Data entries for graphics:
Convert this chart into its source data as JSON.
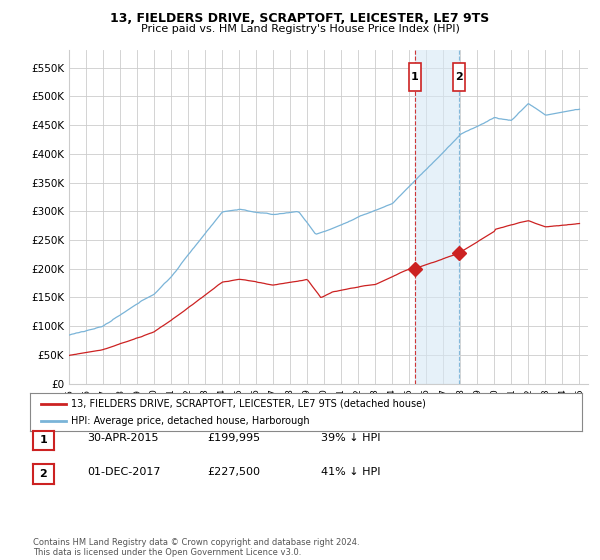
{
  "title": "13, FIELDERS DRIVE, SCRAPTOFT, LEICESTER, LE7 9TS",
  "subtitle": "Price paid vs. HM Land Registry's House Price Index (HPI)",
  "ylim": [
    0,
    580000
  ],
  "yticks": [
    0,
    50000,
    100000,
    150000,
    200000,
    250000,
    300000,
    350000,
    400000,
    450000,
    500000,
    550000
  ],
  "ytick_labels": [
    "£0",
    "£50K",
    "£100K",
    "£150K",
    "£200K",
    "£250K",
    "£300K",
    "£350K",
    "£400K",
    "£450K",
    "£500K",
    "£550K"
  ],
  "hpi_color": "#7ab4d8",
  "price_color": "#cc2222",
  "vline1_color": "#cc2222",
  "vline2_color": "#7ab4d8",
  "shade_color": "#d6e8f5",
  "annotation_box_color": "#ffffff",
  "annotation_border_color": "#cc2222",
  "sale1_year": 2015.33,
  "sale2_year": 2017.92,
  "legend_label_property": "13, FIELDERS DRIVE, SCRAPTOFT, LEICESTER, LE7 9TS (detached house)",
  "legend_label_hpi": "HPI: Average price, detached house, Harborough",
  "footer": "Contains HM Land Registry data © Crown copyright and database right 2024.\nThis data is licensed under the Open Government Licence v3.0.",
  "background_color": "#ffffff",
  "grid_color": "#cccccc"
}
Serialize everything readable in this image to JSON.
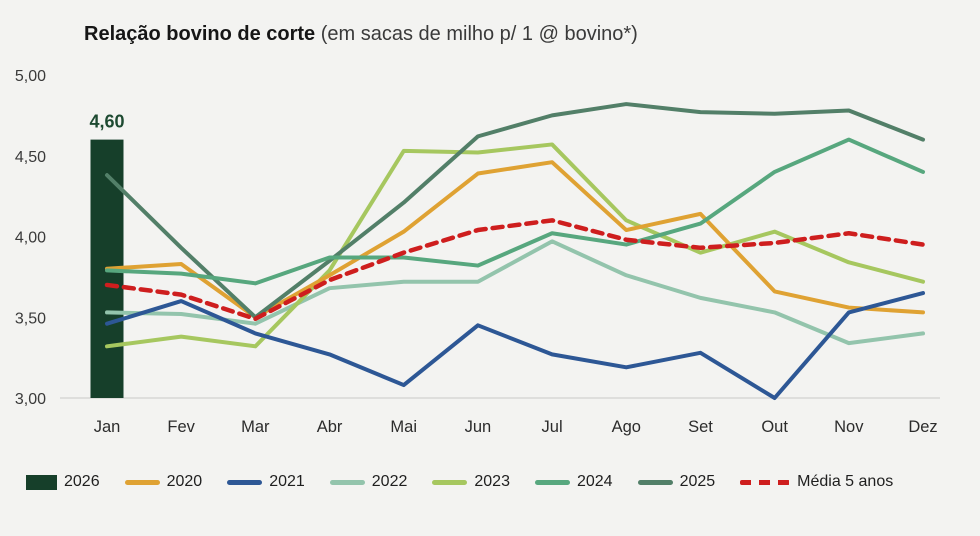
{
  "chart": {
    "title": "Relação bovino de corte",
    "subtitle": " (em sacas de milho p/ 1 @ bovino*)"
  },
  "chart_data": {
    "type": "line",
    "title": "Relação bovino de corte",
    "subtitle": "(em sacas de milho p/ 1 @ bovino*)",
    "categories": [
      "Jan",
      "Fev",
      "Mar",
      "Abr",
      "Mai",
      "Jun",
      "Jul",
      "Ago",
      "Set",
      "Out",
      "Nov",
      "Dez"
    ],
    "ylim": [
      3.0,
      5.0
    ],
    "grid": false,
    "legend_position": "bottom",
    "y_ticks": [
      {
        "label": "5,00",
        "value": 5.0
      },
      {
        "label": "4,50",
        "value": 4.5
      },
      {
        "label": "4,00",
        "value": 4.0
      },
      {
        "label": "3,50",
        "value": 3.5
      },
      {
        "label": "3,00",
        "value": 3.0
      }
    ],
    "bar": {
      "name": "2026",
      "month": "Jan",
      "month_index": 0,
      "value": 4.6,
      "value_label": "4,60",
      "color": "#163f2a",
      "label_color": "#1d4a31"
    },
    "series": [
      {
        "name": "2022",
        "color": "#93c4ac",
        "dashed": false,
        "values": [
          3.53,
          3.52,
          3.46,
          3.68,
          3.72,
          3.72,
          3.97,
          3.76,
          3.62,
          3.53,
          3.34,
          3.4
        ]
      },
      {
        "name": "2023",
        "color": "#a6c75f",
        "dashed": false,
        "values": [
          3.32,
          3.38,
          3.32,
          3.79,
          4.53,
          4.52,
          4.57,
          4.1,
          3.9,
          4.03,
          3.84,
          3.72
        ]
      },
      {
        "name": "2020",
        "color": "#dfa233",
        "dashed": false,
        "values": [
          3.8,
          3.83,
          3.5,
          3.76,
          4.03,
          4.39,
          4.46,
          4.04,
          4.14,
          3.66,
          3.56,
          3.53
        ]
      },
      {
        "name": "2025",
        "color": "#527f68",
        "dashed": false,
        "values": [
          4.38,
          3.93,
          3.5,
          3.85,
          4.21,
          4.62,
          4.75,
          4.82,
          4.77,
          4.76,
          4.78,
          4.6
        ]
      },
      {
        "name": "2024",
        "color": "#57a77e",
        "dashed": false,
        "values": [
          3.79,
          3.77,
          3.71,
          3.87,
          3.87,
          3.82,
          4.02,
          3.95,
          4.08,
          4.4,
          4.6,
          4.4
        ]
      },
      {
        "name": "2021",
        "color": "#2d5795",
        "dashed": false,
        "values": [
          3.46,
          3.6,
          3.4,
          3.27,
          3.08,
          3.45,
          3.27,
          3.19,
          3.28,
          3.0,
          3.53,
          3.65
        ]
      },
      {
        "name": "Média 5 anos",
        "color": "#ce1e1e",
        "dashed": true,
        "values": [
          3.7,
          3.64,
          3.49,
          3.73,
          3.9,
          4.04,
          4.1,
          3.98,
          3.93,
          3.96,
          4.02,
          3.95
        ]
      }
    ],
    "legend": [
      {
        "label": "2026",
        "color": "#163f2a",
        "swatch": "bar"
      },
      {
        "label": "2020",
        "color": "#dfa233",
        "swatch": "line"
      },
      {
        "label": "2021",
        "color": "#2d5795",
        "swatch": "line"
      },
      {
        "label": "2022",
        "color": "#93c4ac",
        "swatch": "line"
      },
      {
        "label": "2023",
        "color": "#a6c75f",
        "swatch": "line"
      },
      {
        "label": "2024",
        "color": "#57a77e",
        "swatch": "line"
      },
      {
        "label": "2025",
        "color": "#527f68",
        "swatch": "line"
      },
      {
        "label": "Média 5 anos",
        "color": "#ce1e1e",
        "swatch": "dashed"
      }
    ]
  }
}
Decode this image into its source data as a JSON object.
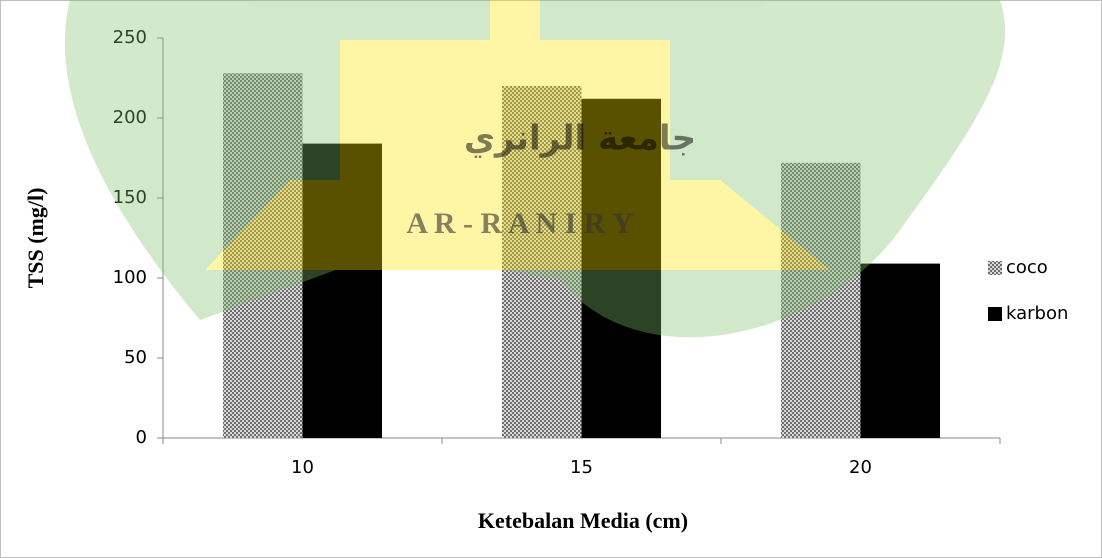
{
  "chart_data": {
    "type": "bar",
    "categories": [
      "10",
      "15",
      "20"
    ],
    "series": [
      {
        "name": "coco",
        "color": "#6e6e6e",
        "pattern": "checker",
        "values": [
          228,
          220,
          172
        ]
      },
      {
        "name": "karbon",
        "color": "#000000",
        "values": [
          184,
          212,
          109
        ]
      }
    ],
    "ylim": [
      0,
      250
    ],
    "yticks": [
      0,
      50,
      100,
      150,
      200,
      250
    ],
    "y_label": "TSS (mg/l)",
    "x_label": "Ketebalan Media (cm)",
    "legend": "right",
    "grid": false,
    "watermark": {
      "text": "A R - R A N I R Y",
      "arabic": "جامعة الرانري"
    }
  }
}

Exercise objective:
Look for the line that contains "Decode this image", then please copy it and the rest of the lines through the end of the data, pictures excluded.

Task response:
Decode this image into its source data as a JSON object.
{
  "chart_data": {
    "type": "bar",
    "categories": [
      "10",
      "15",
      "20"
    ],
    "series": [
      {
        "name": "coco",
        "color": "#6e6e6e",
        "pattern": "checker",
        "values": [
          228,
          220,
          172
        ]
      },
      {
        "name": "karbon",
        "color": "#000000",
        "values": [
          184,
          212,
          109
        ]
      }
    ],
    "ylim": [
      0,
      250
    ],
    "yticks": [
      0,
      50,
      100,
      150,
      200,
      250
    ],
    "y_label": "TSS (mg/l)",
    "x_label": "Ketebalan Media (cm)",
    "legend": "right",
    "grid": false,
    "watermark": {
      "text": "A R - R A N I R Y",
      "arabic": "جامعة الرانري"
    }
  }
}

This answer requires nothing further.